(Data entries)
■ ■ ■
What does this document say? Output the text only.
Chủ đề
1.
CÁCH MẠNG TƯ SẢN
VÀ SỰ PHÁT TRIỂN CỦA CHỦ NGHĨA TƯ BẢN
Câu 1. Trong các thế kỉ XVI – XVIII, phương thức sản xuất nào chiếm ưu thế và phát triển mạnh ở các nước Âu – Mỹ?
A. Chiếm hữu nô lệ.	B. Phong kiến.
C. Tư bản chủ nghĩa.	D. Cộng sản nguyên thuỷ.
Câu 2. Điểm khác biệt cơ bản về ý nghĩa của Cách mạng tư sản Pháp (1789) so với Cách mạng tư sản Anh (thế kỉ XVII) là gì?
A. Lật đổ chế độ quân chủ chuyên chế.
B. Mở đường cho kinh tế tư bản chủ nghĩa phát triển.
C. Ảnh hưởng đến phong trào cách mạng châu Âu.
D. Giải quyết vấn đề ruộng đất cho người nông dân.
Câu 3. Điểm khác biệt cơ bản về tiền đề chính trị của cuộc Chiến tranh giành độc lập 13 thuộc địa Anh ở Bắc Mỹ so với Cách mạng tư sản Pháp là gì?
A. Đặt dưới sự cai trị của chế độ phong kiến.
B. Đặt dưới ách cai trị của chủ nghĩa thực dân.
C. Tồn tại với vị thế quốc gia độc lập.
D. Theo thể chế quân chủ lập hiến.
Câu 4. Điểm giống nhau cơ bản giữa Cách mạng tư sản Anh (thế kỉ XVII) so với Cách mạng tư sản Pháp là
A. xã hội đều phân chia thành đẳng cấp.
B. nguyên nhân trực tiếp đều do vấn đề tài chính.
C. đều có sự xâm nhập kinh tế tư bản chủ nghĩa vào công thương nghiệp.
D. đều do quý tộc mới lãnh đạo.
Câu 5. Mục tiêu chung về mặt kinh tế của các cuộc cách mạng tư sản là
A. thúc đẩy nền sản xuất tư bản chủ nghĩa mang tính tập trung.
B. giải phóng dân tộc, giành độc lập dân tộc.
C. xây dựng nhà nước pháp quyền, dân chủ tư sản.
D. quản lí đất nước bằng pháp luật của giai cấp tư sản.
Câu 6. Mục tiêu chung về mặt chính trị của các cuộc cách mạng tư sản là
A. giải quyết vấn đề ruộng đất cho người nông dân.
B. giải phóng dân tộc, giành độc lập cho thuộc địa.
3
■ ■ ■
→ WHAT YOU NEED TO DO
For the entries above, state how many lines contain the word "tiêu". Provide the number by itself.

→ OUTPUT OF THE EXERCISE
2